> **What is asked**
Please answer these questions from the case summary below:
(a) On what date was the assessment order passed?
(b) According to the Revenue's affidavit, why did the Assessment Unit finalize the assessment?
(c) Which provision did the High Court cite in holding that the assessment order was non est?

The Supreme Court considered an appeal filed by the Revenue against the Bombay High Court’s judgment which had set aside an assessment order passed under the faceless assessment regime on the ground of non-compliance with the mandatory procedure prescribed under Section 144B of the Income-tax Act, 1961.

The dispute arose because the assessment order dated 13 May 2021 was passed without issuing a show-cause notice along with a draft assessment order, despite the proposed assessment involving a variation prejudicial to the assessee.

Before the Bombay High Court, the assessee challenged the assessment order on the ground that the mandatory requirement under Section 144B(1)(xvi)(b) had not been followed.

In its affidavit, the Revenue admitted that no draft assessment order had been issued. It explained that the Assessment Unit had finalized the assessment because the Risk Unit had not indicated that a show-cause notice or draft assessment order should be issued. The Revenue further contended that issuance of a draft assessment order was not mandatory and depended upon the Risk Unit’s recommendation.

The Bombay High Court rejected this contention. It observed that it had consistently held that the provisions of Section 144B are mandatory. Under Section 144B(1)(xvi)(b), where a variation prejudicial to the assessee is proposed, issuance of a draft assessment order is compulsory.

Since it was undisputed that no draft assessment order had been issued, the High Court held that there was non-compliance with the mandatory procedure prescribed under Section 144B. Referring to Section 144B(9), it held that failure to comply with the prescribed procedure rendered the assessment order non est.

Accordingly, the High Court quashed and set aside:

  • the assessment order dated 13 May 2021;
  • the consequential demand notice; and
  • the penalty notice issued on the same date.

[Page element annotations]

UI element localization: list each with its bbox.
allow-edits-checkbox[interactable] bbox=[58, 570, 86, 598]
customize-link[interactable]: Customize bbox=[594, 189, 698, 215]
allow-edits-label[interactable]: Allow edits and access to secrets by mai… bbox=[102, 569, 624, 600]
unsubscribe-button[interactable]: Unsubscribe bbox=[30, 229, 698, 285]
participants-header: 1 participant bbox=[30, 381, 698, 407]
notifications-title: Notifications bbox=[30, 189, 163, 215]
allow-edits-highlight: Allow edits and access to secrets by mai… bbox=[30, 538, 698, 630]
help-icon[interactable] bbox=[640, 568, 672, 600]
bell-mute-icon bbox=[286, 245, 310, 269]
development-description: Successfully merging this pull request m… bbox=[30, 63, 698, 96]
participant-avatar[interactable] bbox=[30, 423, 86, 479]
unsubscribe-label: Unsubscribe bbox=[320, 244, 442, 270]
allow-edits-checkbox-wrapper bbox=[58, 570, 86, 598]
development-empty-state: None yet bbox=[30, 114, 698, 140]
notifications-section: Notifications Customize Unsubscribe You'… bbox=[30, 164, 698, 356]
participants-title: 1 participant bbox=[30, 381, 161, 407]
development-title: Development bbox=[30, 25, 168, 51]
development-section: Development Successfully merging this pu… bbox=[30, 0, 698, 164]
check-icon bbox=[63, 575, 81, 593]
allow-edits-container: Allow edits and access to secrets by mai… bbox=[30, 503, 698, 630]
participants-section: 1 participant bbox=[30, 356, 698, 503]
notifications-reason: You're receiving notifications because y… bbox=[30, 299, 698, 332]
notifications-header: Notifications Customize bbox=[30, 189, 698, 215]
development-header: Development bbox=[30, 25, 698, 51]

> **Completed exercise**
(a) 13 May 2021.
(b) The Risk Unit had not indicated that a show-cause notice or draft assessment order should be issued.
(c) Section 144B(9) of the Income-tax Act, 1961.